- **Given records**:
■ ■ ■ ■ ■

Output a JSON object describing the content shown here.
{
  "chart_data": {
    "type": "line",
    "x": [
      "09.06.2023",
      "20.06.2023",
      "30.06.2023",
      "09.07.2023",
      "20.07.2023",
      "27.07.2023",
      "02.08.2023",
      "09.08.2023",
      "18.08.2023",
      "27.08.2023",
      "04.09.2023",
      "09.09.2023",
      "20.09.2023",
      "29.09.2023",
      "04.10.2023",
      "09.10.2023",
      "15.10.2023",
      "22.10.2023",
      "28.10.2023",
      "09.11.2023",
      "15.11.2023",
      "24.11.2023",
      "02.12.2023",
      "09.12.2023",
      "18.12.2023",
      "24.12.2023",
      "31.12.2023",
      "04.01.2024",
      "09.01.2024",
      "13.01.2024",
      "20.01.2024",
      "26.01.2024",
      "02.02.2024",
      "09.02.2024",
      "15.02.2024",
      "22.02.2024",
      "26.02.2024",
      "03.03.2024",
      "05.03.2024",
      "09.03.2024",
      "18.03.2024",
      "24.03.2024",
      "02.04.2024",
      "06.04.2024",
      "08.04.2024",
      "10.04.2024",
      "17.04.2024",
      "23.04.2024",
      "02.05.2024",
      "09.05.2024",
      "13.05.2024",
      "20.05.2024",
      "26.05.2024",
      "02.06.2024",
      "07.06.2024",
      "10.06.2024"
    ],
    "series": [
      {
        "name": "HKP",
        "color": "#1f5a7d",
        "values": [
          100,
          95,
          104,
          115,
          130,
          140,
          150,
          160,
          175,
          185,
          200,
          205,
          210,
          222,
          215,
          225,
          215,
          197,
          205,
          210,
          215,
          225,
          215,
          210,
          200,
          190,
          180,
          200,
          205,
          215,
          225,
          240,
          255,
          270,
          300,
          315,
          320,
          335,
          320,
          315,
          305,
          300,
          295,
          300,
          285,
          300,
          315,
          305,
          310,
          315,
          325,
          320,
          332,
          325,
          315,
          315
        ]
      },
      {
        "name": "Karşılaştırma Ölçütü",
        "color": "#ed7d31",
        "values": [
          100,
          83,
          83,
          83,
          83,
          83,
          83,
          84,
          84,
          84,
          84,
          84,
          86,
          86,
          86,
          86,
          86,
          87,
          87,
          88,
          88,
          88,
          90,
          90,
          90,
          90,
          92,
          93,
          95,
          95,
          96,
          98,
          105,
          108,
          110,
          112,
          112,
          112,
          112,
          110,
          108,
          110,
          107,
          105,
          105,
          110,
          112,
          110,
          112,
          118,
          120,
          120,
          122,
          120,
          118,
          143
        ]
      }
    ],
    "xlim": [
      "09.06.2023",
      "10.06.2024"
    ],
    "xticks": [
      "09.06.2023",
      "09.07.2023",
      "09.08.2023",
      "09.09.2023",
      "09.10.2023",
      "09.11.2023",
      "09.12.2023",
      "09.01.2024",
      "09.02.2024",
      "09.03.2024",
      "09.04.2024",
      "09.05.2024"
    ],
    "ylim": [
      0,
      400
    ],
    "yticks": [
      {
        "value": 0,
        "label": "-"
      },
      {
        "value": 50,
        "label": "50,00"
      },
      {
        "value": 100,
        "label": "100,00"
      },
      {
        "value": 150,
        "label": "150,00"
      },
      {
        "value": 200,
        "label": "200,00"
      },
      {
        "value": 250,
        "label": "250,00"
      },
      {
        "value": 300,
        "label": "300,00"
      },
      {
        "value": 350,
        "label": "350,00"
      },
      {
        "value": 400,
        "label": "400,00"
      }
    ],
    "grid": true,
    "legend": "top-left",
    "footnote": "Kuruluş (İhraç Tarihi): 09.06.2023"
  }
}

■ ■ ■ ■ ■

- **What is being asked**: Pick out every line holding the string "label" and return it.

- **Reply to the task**:
        "label": "-"
        "label": "50,00"
        "label": "100,00"
        "label": "150,00"
        "label": "200,00"
        "label": "250,00"
        "label": "300,00"
        "label": "350,00"
        "label": "400,00"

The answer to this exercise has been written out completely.